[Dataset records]
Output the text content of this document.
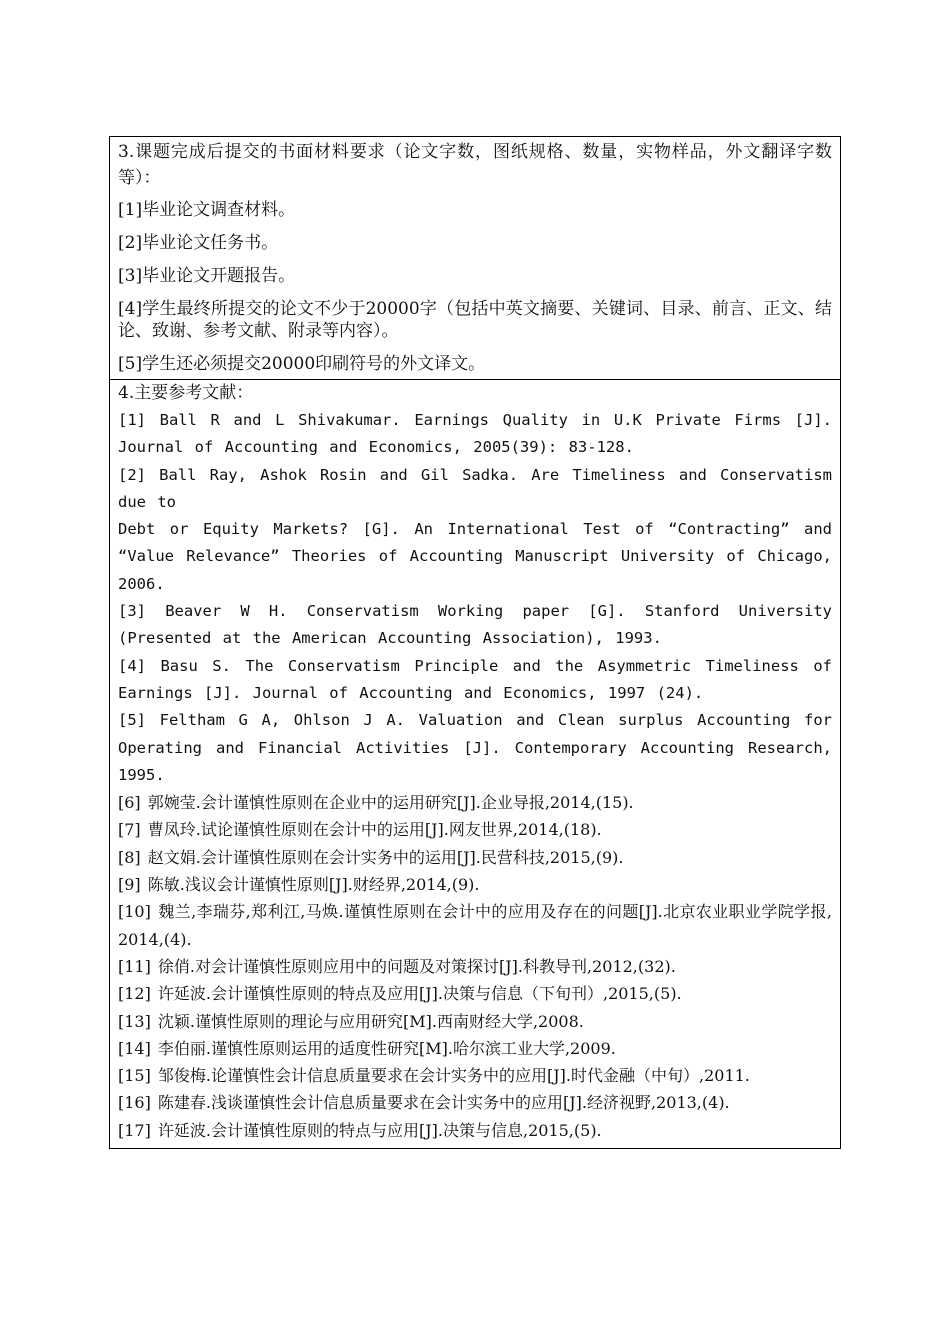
3.课题完成后提交的书面材料要求（论文字数，图纸规格、数量，实物样品，外文翻译字数等）：

[1]毕业论文调查材料。

[2]毕业论文任务书。

[3]毕业论文开题报告。

[4]学生最终所提交的论文不少于20000字（包括中英文摘要、关键词、目录、前言、正文、结论、致谢、参考文献、附录等内容）。

[5]学生还必须提交20000印刷符号的外文译文。

4.主要参考文献：

[1] Ball R and L Shivakumar. Earnings Quality in U.K Private Firms [J]. Journal of Accounting and Economics, 2005(39): 83-128.

[2] Ball Ray, Ashok Rosin and Gil Sadka. Are Timeliness and Conservatism due to

Debt or Equity Markets? [G]. An International Test of “Contracting” and “Value Relevance” Theories of Accounting Manuscript University of Chicago, 2006.

[3] Beaver W H. Conservatism Working paper [G]. Stanford University (Presented at the American Accounting Association), 1993.

[4] Basu S. The Conservatism Principle and the Asymmetric Timeliness of Earnings [J]. Journal of Accounting and Economics, 1997 (24).

[5] Feltham G A, Ohlson J A. Valuation and Clean surplus Accounting for Operating and Financial Activities [J]. Contemporary Accounting Research, 1995.

[6] 郭婉莹.会计谨慎性原则在企业中的运用研究[J].企业导报,2014,(15).

[7] 曹凤玲.试论谨慎性原则在会计中的运用[J].网友世界,2014,(18).

[8] 赵文娟.会计谨慎性原则在会计实务中的运用[J].民营科技,2015,(9).

[9] 陈敏.浅议会计谨慎性原则[J].财经界,2014,(9).

[10] 魏兰,李瑞芬,郑利江,马焕.谨慎性原则在会计中的应用及存在的问题[J].北京农业职业学院学报, 2014,(4).

[11] 徐俏.对会计谨慎性原则应用中的问题及对策探讨[J].科教导刊,2012,(32).

[12] 许延波.会计谨慎性原则的特点及应用[J].决策与信息（下旬刊）,2015,(5).

[13] 沈颖.谨慎性原则的理论与应用研究[M].西南财经大学,2008.

[14] 李伯丽.谨慎性原则运用的适度性研究[M].哈尔滨工业大学,2009.

[15] 邹俊梅.论谨慎性会计信息质量要求在会计实务中的应用[J].时代金融（中旬）,2011.

[16] 陈建春.浅谈谨慎性会计信息质量要求在会计实务中的应用[J].经济视野,2013,(4).

[17] 许延波.会计谨慎性原则的特点与应用[J].决策与信息,2015,(5).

Set task ->
Generate a word-for-word copy of the preceding records, excluding all pictures.

Reply to the exercise ->
Output the text content of this document.
3.课题完成后提交的书面材料要求（论文字数，图纸规格、数量，实物样品，外文翻译字数等）：

[1]毕业论文调查材料。

[2]毕业论文任务书。

[3]毕业论文开题报告。

[4]学生最终所提交的论文不少于20000字（包括中英文摘要、关键词、目录、前言、正文、结论、致谢、参考文献、附录等内容）。

[5]学生还必须提交20000印刷符号的外文译文。

4.主要参考文献：

[1] Ball R and L Shivakumar. Earnings Quality in U.K Private Firms [J]. Journal of Accounting and Economics, 2005(39): 83-128.

[2] Ball Ray, Ashok Rosin and Gil Sadka. Are Timeliness and Conservatism due to

Debt or Equity Markets? [G]. An International Test of “Contracting” and “Value Relevance” Theories of Accounting Manuscript University of Chicago, 2006.

[3] Beaver W H. Conservatism Working paper [G]. Stanford University (Presented at the American Accounting Association), 1993.

[4] Basu S. The Conservatism Principle and the Asymmetric Timeliness of Earnings [J]. Journal of Accounting and Economics, 1997 (24).

[5] Feltham G A, Ohlson J A. Valuation and Clean surplus Accounting for Operating and Financial Activities [J]. Contemporary Accounting Research, 1995.

[6] 郭婉莹.会计谨慎性原则在企业中的运用研究[J].企业导报,2014,(15).

[7] 曹凤玲.试论谨慎性原则在会计中的运用[J].网友世界,2014,(18).

[8] 赵文娟.会计谨慎性原则在会计实务中的运用[J].民营科技,2015,(9).

[9] 陈敏.浅议会计谨慎性原则[J].财经界,2014,(9).

[10] 魏兰,李瑞芬,郑利江,马焕.谨慎性原则在会计中的应用及存在的问题[J].北京农业职业学院学报, 2014,(4).

[11] 徐俏.对会计谨慎性原则应用中的问题及对策探讨[J].科教导刊,2012,(32).

[12] 许延波.会计谨慎性原则的特点及应用[J].决策与信息（下旬刊）,2015,(5).

[13] 沈颖.谨慎性原则的理论与应用研究[M].西南财经大学,2008.

[14] 李伯丽.谨慎性原则运用的适度性研究[M].哈尔滨工业大学,2009.

[15] 邹俊梅.论谨慎性会计信息质量要求在会计实务中的应用[J].时代金融（中旬）,2011.

[16] 陈建春.浅谈谨慎性会计信息质量要求在会计实务中的应用[J].经济视野,2013,(4).

[17] 许延波.会计谨慎性原则的特点与应用[J].决策与信息,2015,(5).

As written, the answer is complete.